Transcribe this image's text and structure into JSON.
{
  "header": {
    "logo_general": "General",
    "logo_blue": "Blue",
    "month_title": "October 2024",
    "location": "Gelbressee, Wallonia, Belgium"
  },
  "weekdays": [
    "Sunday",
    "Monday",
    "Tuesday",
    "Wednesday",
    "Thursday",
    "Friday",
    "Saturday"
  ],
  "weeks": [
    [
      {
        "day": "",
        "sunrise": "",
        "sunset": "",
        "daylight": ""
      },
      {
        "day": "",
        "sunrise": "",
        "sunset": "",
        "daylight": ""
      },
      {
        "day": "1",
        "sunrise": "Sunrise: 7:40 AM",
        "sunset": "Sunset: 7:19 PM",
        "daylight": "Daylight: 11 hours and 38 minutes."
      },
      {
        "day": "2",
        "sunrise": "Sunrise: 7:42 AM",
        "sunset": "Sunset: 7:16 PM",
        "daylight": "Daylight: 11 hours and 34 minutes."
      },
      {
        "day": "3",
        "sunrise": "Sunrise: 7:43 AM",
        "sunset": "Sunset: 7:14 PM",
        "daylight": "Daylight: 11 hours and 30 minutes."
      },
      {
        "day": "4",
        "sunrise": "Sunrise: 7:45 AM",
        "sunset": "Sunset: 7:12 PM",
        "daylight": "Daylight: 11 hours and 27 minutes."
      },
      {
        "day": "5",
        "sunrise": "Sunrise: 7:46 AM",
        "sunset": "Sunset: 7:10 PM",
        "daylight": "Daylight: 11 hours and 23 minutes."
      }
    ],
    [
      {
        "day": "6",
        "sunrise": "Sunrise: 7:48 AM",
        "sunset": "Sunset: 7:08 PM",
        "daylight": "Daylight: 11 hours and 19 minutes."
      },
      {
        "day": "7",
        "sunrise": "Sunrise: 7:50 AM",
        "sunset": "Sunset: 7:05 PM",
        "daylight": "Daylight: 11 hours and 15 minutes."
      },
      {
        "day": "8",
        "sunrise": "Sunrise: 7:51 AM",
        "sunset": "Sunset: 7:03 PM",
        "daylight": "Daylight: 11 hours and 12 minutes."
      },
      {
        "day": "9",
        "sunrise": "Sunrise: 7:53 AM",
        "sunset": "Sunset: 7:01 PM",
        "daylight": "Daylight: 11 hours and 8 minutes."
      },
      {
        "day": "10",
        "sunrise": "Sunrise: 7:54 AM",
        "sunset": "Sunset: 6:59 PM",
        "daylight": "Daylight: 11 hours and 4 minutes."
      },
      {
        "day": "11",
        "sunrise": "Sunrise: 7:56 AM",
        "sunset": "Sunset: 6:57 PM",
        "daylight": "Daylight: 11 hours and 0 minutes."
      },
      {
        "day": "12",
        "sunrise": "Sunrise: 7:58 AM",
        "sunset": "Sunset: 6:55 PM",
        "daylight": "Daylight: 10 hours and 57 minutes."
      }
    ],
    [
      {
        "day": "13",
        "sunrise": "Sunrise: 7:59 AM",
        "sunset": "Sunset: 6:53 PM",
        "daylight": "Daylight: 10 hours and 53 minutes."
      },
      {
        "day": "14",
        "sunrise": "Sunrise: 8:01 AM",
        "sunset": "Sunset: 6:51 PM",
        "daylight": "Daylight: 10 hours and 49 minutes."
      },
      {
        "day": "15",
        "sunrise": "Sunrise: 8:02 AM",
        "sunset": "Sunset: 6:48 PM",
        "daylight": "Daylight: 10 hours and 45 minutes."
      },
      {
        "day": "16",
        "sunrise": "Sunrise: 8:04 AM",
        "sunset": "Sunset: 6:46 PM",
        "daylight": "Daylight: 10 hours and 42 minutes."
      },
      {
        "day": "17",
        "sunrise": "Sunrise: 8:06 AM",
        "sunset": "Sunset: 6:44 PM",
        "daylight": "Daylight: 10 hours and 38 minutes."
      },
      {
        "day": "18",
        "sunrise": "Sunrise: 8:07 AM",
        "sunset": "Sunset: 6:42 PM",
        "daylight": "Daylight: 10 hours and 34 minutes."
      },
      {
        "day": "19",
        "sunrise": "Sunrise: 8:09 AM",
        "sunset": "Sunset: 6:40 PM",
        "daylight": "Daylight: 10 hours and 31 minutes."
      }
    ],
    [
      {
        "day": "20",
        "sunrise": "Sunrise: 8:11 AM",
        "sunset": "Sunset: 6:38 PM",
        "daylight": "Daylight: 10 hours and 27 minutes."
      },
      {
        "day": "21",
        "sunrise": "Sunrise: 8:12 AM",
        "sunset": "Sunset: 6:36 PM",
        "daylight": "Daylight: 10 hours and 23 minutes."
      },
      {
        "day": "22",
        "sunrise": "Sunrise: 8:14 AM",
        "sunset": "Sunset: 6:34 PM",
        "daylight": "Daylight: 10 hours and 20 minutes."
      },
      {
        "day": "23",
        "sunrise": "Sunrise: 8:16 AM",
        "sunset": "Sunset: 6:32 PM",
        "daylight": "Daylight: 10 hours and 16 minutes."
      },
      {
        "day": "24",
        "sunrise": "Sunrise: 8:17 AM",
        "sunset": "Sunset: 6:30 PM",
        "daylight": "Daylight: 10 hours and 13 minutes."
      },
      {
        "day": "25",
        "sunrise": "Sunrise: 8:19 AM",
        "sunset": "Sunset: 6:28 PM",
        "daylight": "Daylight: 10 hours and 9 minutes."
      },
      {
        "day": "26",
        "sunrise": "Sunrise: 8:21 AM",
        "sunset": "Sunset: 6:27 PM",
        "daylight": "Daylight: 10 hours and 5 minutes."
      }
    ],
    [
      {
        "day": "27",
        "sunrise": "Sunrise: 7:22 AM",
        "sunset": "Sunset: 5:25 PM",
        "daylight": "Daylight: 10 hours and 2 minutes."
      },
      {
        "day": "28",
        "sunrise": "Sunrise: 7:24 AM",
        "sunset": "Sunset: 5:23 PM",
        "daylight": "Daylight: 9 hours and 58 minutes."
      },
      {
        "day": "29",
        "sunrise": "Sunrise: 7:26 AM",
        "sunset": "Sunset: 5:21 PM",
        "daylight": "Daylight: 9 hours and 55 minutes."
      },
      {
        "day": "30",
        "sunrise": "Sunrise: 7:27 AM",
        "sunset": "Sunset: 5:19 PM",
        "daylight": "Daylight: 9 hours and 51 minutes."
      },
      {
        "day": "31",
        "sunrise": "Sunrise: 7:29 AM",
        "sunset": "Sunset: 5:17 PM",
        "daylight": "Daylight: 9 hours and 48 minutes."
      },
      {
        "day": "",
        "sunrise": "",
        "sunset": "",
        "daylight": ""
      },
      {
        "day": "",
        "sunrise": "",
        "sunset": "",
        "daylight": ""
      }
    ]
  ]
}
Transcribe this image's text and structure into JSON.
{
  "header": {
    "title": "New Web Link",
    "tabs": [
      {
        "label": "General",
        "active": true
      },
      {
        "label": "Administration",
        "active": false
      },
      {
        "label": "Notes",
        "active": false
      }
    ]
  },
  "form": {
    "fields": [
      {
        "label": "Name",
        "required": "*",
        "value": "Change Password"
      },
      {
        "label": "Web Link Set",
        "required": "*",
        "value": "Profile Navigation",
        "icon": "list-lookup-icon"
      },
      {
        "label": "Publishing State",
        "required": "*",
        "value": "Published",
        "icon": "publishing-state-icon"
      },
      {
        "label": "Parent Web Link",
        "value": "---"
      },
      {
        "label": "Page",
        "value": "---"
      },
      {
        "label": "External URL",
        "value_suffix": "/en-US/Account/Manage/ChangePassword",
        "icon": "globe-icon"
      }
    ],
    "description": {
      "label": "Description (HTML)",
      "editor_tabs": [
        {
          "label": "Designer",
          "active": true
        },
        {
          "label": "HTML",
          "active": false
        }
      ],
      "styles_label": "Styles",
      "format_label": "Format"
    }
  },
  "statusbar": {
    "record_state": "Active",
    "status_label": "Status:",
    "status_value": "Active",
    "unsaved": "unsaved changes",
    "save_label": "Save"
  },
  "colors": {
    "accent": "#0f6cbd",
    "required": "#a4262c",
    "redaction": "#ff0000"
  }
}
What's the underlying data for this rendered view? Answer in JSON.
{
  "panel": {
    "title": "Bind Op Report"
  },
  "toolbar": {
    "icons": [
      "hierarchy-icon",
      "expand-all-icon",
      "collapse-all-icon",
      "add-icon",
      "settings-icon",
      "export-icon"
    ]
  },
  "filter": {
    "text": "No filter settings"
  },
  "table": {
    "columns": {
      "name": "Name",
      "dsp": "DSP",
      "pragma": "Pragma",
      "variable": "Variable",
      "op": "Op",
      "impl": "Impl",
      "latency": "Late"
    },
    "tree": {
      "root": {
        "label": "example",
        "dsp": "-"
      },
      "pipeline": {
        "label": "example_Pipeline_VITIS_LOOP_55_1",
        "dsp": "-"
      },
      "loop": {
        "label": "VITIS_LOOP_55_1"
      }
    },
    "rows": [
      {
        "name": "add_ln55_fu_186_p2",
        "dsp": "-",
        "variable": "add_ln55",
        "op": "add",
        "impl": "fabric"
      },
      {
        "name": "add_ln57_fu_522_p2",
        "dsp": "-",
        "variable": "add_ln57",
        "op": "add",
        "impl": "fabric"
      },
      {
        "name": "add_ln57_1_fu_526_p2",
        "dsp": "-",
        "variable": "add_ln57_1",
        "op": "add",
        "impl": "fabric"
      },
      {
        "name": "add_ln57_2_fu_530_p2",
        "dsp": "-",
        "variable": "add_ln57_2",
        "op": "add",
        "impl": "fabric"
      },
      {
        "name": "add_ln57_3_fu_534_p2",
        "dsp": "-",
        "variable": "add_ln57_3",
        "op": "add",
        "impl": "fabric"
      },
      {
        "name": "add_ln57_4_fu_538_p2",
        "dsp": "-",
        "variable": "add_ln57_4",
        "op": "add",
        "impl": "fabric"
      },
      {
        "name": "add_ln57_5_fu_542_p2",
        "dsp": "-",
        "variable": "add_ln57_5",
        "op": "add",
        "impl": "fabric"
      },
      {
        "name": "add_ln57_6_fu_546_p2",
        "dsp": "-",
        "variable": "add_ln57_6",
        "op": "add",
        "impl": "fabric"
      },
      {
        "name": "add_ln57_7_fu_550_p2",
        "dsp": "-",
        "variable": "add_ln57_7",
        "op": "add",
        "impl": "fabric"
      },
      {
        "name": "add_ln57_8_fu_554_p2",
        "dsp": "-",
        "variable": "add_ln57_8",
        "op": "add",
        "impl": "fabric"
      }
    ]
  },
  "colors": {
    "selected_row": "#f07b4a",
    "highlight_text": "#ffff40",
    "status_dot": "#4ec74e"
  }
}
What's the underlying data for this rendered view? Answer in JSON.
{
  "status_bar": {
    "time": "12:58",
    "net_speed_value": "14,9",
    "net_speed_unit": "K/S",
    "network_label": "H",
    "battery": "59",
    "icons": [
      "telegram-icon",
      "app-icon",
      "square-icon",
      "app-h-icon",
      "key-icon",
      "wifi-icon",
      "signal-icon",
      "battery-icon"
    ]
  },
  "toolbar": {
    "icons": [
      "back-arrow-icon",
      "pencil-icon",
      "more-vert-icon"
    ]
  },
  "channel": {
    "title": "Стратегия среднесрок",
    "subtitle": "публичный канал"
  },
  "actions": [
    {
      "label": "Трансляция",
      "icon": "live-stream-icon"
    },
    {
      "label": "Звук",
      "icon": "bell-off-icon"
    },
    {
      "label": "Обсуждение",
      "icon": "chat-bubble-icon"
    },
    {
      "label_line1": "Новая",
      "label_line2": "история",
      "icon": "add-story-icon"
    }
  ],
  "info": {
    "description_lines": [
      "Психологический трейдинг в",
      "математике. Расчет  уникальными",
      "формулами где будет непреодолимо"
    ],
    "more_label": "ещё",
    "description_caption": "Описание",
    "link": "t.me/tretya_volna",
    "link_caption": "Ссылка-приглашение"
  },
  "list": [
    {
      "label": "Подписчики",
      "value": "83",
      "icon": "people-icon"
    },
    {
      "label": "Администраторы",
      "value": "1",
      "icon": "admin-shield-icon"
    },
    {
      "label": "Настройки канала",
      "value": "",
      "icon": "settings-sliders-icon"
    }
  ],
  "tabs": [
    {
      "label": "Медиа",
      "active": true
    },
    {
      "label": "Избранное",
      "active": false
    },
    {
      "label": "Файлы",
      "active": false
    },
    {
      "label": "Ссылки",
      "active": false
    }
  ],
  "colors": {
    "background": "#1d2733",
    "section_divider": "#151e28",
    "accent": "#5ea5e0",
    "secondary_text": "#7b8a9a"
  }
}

* Instruction:
Using the material above, copy every line in which the string "true" occurs.

* Solution below:
        "active": true
          "active": true
      "active": true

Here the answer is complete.